[Begin DATA TO USE]
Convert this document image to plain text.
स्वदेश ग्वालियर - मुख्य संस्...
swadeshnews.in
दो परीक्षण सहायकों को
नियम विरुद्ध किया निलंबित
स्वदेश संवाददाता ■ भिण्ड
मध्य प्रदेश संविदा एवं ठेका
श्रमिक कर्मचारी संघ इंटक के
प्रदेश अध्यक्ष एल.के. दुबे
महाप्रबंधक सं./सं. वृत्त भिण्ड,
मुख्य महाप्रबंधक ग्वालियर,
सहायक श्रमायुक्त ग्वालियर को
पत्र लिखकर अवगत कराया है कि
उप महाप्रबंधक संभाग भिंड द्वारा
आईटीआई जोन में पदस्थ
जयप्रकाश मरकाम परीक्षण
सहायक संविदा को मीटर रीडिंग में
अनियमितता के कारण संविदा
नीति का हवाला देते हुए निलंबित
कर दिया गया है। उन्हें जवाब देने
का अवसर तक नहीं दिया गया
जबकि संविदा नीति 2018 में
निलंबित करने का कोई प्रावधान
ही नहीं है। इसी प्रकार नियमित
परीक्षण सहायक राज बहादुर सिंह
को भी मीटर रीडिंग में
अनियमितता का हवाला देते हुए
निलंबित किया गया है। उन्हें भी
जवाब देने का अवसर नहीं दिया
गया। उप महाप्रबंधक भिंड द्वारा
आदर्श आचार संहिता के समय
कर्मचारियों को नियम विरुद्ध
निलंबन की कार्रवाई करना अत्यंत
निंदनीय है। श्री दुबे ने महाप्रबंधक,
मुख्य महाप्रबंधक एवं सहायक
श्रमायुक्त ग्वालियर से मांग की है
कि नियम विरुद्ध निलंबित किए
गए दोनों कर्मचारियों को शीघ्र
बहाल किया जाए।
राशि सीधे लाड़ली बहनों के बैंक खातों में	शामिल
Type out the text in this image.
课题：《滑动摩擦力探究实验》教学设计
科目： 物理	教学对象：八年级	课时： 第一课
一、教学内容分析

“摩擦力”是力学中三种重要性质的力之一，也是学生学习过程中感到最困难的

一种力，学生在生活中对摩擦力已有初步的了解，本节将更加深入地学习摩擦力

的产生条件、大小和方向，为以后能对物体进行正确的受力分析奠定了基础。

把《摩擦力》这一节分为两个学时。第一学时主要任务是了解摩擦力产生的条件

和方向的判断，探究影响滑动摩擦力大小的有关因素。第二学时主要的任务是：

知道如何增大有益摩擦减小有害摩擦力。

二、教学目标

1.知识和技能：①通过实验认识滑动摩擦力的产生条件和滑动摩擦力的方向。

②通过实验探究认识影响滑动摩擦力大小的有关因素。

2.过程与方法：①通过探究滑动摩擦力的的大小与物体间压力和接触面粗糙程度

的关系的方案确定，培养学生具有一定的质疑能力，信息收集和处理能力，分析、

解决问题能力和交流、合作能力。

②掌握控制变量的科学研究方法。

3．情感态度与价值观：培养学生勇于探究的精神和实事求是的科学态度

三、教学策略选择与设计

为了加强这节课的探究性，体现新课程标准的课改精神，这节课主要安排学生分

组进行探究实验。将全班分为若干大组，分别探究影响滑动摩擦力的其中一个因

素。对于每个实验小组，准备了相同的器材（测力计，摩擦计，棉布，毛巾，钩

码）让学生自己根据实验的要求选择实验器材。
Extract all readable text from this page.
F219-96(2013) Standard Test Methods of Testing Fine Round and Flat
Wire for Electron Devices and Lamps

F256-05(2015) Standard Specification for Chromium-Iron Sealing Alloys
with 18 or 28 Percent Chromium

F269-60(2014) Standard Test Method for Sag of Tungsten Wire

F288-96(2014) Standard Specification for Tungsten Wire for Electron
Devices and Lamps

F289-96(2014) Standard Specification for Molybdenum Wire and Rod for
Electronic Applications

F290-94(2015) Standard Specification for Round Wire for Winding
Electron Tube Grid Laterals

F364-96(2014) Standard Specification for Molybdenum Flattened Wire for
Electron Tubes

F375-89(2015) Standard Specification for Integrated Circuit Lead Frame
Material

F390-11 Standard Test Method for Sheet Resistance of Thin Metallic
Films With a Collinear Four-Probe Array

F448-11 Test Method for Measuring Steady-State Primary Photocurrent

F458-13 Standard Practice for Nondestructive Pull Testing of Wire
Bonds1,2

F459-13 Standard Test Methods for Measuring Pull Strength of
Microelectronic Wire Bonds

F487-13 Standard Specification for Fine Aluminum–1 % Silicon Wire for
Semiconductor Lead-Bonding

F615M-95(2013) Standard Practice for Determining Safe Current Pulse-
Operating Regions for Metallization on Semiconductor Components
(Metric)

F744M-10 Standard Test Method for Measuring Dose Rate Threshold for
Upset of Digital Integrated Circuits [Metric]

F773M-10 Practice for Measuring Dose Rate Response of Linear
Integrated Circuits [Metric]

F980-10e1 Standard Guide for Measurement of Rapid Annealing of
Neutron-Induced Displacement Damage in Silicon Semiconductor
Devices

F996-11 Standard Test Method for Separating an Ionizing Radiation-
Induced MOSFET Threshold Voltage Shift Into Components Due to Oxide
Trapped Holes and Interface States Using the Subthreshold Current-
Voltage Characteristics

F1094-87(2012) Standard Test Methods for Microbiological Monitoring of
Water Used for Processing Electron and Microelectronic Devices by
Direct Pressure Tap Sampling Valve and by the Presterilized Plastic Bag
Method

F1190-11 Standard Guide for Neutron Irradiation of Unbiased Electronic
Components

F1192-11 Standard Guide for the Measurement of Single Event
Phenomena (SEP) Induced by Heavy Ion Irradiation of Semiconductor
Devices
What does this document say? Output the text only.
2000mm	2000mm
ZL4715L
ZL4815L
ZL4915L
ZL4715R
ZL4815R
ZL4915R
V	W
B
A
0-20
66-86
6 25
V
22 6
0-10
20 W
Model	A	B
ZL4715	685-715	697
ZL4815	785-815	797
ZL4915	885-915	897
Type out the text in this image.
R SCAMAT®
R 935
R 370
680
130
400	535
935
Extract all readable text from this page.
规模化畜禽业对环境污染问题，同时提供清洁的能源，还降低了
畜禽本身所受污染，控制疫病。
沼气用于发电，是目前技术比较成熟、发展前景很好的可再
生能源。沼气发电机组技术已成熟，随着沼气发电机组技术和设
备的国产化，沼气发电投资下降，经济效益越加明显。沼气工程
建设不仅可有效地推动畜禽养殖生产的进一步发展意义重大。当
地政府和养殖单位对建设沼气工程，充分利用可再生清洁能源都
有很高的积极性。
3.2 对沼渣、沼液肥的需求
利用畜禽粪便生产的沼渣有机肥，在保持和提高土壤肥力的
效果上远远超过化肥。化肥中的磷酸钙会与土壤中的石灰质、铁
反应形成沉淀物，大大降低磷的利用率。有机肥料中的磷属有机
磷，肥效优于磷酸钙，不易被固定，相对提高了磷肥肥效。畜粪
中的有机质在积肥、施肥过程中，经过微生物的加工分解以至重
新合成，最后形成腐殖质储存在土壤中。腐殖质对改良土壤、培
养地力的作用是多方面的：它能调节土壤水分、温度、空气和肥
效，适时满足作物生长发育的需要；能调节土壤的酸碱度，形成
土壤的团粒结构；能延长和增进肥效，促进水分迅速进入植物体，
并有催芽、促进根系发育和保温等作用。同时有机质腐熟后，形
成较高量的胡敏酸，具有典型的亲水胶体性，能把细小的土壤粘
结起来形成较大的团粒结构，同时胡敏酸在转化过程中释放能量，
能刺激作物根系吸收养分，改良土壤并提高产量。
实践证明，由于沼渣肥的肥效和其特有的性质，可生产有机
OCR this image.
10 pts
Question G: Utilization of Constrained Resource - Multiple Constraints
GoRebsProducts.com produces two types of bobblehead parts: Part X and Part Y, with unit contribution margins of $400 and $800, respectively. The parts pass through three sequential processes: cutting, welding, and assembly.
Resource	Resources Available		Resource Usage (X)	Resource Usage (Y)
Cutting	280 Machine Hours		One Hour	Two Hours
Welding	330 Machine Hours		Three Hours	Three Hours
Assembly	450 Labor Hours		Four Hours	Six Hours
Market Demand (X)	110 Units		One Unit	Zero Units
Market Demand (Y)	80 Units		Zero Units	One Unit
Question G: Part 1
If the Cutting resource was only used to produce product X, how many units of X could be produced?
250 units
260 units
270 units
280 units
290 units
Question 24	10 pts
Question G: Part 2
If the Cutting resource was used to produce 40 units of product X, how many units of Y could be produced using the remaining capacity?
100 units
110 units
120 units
[End DATA TO USE]
### EXERCISE PROMPT:
Look above for the line containing "OCR this image."; copy from it through the last line, exactly, and nothing more.

### ANSWER TO THE PROBLEM:
OCR this image.
10 pts
Question G: Utilization of Constrained Resource - Multiple Constraints
GoRebsProducts.com produces two types of bobblehead parts: Part X and Part Y, with unit contribution margins of $400 and $800, respectively. The parts pass through three sequential processes: cutting, welding, and assembly.
Resource	Resources Available		Resource Usage (X)	Resource Usage (Y)
Cutting	280 Machine Hours		One Hour	Two Hours
Welding	330 Machine Hours		Three Hours	Three Hours
Assembly	450 Labor Hours		Four Hours	Six Hours
Market Demand (X)	110 Units		One Unit	Zero Units
Market Demand (Y)	80 Units		Zero Units	One Unit
Question G: Part 1
If the Cutting resource was only used to produce product X, how many units of X could be produced?
250 units
260 units
270 units
280 units
290 units
Question 24	10 pts
Question G: Part 2
If the Cutting resource was used to produce 40 units of product X, how many units of Y could be produced using the remaining capacity?
100 units
110 units
120 units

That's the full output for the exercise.